### DIRECTIONS
Check each line of the listing for the string "заявителя", then state how many lines have it. Only the number is wanted.

______

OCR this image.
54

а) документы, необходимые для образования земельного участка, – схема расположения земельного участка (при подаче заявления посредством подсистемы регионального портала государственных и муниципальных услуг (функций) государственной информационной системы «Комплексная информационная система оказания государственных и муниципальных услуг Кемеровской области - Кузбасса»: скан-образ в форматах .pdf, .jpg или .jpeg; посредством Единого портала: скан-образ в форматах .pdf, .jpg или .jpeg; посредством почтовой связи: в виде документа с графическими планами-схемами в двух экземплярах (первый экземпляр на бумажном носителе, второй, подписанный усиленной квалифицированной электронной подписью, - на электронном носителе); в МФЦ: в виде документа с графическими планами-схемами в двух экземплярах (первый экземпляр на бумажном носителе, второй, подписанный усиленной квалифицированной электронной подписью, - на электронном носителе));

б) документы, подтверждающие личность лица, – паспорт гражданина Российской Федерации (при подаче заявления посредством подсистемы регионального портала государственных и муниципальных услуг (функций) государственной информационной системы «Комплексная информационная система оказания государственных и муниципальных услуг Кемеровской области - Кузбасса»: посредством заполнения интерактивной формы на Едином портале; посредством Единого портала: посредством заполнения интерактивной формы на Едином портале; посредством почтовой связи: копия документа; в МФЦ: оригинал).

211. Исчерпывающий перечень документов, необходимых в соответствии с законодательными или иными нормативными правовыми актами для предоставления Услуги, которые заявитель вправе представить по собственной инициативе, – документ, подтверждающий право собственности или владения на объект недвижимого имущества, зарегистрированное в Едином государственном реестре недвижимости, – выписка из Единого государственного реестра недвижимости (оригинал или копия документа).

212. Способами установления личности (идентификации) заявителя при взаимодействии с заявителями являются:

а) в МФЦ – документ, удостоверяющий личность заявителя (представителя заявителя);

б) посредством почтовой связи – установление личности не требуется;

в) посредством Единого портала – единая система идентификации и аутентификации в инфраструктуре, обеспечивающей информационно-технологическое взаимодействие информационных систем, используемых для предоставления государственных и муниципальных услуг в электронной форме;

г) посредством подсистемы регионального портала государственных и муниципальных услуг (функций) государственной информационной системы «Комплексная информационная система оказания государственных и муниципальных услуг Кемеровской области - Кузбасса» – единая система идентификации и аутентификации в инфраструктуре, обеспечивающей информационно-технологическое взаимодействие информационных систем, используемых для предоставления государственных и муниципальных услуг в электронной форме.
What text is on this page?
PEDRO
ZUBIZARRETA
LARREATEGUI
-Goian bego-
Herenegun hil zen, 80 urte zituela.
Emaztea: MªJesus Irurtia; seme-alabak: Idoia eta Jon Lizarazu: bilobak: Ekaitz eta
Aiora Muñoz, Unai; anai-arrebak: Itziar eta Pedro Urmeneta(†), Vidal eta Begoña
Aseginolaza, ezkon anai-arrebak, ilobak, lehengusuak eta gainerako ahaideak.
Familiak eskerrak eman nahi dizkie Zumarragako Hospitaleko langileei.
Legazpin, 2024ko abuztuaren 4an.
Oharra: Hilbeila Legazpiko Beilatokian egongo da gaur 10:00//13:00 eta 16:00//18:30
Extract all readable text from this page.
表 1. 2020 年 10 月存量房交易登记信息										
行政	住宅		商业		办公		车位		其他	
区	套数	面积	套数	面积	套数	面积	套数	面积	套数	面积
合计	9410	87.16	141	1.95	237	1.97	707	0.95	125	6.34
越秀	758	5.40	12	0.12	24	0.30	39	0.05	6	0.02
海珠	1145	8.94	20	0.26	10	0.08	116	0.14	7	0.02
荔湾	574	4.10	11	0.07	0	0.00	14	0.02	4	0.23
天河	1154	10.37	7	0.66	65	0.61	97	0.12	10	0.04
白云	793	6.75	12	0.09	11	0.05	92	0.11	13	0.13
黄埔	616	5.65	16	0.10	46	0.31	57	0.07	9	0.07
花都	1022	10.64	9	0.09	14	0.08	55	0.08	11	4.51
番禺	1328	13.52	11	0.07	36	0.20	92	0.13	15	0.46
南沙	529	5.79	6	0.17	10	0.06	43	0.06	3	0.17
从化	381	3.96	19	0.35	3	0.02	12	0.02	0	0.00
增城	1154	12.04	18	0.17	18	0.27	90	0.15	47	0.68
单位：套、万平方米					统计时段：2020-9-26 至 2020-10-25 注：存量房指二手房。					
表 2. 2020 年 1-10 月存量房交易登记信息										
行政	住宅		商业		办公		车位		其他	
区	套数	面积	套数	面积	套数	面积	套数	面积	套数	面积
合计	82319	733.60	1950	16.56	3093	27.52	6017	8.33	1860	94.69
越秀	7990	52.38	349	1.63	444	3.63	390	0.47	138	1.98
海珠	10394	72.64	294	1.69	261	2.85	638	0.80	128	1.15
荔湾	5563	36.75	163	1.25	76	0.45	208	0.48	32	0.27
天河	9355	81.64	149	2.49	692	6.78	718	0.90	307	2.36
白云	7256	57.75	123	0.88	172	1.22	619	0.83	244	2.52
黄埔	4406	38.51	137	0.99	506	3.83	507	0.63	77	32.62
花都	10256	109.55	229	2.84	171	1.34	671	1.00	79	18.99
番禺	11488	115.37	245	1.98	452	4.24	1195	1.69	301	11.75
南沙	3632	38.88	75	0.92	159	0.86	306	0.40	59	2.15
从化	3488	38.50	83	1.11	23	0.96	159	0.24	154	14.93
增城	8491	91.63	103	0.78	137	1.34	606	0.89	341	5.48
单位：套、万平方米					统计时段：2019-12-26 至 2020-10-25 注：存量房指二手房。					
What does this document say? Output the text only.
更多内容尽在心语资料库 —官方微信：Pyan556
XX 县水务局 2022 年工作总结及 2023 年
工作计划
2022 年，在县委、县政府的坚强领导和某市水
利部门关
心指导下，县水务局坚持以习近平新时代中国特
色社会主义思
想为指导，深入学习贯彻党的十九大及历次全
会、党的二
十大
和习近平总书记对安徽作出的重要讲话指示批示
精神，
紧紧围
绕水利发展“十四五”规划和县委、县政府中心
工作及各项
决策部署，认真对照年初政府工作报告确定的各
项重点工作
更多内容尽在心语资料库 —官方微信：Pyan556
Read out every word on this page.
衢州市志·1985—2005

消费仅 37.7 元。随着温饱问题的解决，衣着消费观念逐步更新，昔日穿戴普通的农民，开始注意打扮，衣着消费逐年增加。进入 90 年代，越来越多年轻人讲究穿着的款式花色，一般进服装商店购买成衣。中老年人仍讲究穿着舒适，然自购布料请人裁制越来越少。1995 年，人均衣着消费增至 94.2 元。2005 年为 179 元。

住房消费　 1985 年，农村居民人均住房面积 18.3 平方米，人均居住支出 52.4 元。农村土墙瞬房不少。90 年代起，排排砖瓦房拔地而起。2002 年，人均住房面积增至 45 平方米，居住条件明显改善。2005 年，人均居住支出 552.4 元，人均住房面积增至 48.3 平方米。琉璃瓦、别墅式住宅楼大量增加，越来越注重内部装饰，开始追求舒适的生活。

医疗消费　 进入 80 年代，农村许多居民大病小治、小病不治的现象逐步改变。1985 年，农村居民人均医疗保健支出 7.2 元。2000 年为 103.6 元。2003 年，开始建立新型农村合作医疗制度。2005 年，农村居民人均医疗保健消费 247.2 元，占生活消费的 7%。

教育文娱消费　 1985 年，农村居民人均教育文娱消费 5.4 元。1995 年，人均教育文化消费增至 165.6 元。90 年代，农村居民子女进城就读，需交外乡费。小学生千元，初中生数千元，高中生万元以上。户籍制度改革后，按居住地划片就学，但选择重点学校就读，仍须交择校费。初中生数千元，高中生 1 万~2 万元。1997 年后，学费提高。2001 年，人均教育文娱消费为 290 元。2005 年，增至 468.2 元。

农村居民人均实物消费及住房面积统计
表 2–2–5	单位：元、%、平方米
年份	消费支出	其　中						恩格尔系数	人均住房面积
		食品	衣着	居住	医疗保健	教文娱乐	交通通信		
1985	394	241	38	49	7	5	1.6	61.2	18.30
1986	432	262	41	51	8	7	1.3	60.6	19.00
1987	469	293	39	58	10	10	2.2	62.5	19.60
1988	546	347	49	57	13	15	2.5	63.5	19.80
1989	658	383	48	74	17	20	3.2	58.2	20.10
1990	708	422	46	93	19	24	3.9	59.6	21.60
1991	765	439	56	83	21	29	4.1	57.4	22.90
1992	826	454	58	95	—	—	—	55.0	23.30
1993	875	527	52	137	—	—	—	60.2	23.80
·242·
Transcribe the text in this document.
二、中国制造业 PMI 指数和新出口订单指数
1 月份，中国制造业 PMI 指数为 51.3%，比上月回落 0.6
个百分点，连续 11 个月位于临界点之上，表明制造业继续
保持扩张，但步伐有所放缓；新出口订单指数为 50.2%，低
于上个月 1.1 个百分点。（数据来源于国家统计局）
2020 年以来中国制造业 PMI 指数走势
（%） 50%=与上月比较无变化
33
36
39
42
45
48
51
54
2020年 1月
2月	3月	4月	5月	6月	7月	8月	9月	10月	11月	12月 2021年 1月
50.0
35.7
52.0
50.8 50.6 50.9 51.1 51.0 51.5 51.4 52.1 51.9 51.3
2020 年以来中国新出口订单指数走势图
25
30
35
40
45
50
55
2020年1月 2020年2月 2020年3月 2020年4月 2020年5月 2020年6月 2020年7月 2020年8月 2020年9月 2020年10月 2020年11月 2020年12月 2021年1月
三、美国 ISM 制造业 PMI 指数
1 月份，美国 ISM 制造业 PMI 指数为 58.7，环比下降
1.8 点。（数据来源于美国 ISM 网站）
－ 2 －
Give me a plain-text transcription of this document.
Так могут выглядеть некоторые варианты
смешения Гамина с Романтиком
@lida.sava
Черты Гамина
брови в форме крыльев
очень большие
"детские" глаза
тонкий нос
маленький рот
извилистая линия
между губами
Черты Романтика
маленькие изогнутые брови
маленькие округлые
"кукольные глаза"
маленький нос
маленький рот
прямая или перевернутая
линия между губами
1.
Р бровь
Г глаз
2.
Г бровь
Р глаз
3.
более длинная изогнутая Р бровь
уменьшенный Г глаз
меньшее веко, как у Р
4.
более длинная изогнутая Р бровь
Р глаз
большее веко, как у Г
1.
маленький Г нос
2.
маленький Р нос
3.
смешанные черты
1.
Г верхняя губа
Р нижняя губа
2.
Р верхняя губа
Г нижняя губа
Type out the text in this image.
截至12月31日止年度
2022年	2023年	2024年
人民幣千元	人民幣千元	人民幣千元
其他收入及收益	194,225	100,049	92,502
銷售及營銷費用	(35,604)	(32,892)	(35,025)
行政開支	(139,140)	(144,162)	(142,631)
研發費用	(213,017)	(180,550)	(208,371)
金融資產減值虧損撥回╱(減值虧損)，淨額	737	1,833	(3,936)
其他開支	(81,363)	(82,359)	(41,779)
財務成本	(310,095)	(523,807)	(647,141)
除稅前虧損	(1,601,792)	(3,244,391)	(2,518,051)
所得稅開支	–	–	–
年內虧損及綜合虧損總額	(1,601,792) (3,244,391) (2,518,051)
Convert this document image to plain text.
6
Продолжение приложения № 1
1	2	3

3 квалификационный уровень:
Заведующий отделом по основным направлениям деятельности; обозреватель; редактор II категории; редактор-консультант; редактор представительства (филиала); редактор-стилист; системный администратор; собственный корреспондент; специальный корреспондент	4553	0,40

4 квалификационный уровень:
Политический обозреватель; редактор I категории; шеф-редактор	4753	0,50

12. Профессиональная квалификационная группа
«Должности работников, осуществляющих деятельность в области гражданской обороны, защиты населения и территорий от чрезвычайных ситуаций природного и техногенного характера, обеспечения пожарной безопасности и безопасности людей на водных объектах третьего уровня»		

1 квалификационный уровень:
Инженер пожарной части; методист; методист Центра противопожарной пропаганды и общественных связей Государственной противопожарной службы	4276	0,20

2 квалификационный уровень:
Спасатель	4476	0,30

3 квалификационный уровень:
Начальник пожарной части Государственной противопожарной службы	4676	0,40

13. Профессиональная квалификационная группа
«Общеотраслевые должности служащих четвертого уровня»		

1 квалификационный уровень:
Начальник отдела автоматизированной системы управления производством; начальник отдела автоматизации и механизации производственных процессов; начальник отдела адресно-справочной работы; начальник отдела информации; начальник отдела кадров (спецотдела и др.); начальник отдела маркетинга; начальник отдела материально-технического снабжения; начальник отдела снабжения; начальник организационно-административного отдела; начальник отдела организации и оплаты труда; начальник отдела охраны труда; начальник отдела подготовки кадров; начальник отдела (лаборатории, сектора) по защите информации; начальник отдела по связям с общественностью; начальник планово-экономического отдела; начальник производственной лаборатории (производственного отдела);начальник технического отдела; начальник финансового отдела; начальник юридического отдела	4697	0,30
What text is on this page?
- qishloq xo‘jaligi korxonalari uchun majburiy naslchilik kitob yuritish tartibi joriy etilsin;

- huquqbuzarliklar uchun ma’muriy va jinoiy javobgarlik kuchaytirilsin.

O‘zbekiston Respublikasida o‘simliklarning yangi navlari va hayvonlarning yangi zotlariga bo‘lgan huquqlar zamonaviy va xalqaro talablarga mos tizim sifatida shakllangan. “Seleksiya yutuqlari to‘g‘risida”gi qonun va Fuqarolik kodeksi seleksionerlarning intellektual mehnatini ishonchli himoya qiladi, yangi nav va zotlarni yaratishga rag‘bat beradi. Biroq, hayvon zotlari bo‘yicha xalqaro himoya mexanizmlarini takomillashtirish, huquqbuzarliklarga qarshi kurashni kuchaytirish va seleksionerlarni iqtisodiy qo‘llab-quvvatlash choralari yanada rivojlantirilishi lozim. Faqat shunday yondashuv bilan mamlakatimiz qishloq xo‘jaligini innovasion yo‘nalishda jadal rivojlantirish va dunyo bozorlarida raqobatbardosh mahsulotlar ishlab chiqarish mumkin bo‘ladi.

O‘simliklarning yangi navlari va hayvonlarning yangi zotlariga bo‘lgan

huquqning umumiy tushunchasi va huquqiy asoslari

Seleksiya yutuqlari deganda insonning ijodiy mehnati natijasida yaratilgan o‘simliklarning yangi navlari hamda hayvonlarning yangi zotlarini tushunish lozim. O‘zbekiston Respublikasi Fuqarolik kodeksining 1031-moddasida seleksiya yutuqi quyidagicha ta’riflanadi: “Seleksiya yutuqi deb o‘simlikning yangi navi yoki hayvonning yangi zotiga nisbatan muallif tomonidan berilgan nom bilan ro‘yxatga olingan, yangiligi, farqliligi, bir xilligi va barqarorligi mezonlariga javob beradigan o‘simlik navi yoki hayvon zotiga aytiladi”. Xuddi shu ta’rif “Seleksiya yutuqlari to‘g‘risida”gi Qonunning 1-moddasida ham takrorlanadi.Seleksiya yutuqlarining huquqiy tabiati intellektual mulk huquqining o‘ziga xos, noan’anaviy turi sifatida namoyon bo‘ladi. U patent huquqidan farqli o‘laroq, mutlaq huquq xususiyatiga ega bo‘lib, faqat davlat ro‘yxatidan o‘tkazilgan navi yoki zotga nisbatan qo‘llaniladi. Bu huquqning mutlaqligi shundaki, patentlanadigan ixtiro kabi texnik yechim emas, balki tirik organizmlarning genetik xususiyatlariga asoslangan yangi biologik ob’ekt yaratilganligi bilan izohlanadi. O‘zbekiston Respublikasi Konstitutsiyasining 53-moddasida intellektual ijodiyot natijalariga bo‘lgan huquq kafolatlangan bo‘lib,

______

### CORRECT RESPONSE
2